>> START Task input

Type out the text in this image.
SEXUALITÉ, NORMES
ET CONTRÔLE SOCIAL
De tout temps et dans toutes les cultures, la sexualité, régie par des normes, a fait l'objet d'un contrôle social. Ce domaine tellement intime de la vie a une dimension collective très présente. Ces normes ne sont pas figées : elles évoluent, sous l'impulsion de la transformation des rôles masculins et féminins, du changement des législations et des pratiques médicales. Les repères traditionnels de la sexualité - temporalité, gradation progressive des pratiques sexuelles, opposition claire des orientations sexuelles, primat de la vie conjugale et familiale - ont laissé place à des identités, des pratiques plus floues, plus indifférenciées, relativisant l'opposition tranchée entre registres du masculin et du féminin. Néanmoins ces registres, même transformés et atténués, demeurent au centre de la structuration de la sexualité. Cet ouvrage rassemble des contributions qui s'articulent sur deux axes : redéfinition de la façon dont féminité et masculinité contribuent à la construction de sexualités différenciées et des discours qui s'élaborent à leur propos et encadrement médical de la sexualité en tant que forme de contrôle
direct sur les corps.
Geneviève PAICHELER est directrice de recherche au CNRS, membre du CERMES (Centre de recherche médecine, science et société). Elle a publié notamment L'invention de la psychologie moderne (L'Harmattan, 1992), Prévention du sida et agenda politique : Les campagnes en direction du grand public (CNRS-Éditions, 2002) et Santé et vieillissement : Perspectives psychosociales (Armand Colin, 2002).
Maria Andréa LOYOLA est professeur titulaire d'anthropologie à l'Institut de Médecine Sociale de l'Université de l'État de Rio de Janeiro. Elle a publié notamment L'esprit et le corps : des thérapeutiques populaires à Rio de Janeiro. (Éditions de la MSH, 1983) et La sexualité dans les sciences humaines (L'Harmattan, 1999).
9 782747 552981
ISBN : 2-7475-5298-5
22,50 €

>> END Task input

Aim of the task:
Set down each entry again, unchanged.

Task result:
Type out the text in this image.
SEXUALITÉ, NORMES
ET CONTRÔLE SOCIAL
De tout temps et dans toutes les cultures, la sexualité, régie par des normes, a fait l'objet d'un contrôle social. Ce domaine tellement intime de la vie a une dimension collective très présente. Ces normes ne sont pas figées : elles évoluent, sous l'impulsion de la transformation des rôles masculins et féminins, du changement des législations et des pratiques médicales. Les repères traditionnels de la sexualité - temporalité, gradation progressive des pratiques sexuelles, opposition claire des orientations sexuelles, primat de la vie conjugale et familiale - ont laissé place à des identités, des pratiques plus floues, plus indifférenciées, relativisant l'opposition tranchée entre registres du masculin et du féminin. Néanmoins ces registres, même transformés et atténués, demeurent au centre de la structuration de la sexualité. Cet ouvrage rassemble des contributions qui s'articulent sur deux axes : redéfinition de la façon dont féminité et masculinité contribuent à la construction de sexualités différenciées et des discours qui s'élaborent à leur propos et encadrement médical de la sexualité en tant que forme de contrôle
direct sur les corps.
Geneviève PAICHELER est directrice de recherche au CNRS, membre du CERMES (Centre de recherche médecine, science et société). Elle a publié notamment L'invention de la psychologie moderne (L'Harmattan, 1992), Prévention du sida et agenda politique : Les campagnes en direction du grand public (CNRS-Éditions, 2002) et Santé et vieillissement : Perspectives psychosociales (Armand Colin, 2002).
Maria Andréa LOYOLA est professeur titulaire d'anthropologie à l'Institut de Médecine Sociale de l'Université de l'État de Rio de Janeiro. Elle a publié notamment L'esprit et le corps : des thérapeutiques populaires à Rio de Janeiro. (Éditions de la MSH, 1983) et La sexualité dans les sciences humaines (L'Harmattan, 1999).
9 782747 552981
ISBN : 2-7475-5298-5
22,50 €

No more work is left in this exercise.